─── PROVIDED RECORDS

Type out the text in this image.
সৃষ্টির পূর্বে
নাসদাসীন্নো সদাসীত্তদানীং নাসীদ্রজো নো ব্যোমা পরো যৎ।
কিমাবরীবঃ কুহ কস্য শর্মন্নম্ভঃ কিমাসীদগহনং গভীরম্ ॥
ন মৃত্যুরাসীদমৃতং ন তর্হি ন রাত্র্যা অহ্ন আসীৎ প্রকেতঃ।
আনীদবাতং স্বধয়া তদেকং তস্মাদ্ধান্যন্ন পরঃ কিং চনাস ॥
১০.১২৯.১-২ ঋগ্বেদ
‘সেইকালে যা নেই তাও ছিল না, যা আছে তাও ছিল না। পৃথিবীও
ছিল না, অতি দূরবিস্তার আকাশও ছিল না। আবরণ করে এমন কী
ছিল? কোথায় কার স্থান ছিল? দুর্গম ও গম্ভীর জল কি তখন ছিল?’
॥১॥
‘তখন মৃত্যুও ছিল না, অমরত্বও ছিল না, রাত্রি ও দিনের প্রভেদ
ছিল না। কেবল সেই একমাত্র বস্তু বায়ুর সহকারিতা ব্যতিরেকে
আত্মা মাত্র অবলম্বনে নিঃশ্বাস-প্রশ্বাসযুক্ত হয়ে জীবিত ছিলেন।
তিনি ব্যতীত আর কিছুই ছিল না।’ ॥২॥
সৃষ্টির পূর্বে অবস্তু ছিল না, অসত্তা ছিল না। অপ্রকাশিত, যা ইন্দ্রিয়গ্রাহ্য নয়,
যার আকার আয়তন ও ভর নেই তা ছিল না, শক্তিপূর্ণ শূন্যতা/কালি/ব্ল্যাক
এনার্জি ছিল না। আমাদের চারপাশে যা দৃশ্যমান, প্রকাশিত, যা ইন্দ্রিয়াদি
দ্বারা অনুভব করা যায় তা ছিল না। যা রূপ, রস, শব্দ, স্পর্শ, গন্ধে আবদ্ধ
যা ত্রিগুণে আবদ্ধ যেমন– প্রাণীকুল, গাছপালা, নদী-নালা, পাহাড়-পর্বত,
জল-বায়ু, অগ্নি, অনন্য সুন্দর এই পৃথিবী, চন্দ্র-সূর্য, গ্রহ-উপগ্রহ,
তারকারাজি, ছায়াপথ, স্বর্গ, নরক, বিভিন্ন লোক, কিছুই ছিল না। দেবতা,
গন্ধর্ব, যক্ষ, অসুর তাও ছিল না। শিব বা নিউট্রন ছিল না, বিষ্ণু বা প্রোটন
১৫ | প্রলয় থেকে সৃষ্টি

──────
─── PROVIDED RECORDS

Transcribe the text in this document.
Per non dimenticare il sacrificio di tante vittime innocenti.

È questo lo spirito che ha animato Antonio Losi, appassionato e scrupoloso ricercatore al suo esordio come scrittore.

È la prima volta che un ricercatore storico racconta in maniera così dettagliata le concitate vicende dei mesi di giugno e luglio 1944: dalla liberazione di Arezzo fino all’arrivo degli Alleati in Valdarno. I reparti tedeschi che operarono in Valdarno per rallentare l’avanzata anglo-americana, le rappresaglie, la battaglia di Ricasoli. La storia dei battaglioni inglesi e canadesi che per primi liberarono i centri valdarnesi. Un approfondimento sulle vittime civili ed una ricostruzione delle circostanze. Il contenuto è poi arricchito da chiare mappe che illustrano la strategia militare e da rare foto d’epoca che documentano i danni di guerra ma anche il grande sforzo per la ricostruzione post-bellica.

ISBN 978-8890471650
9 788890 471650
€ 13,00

──────

:: WHAT YOU WILL DO ::
Show every line from the listing above in which the string "text" appears.

:: REPLY ::
Type out the text in this image.
Transcribe the text in this document.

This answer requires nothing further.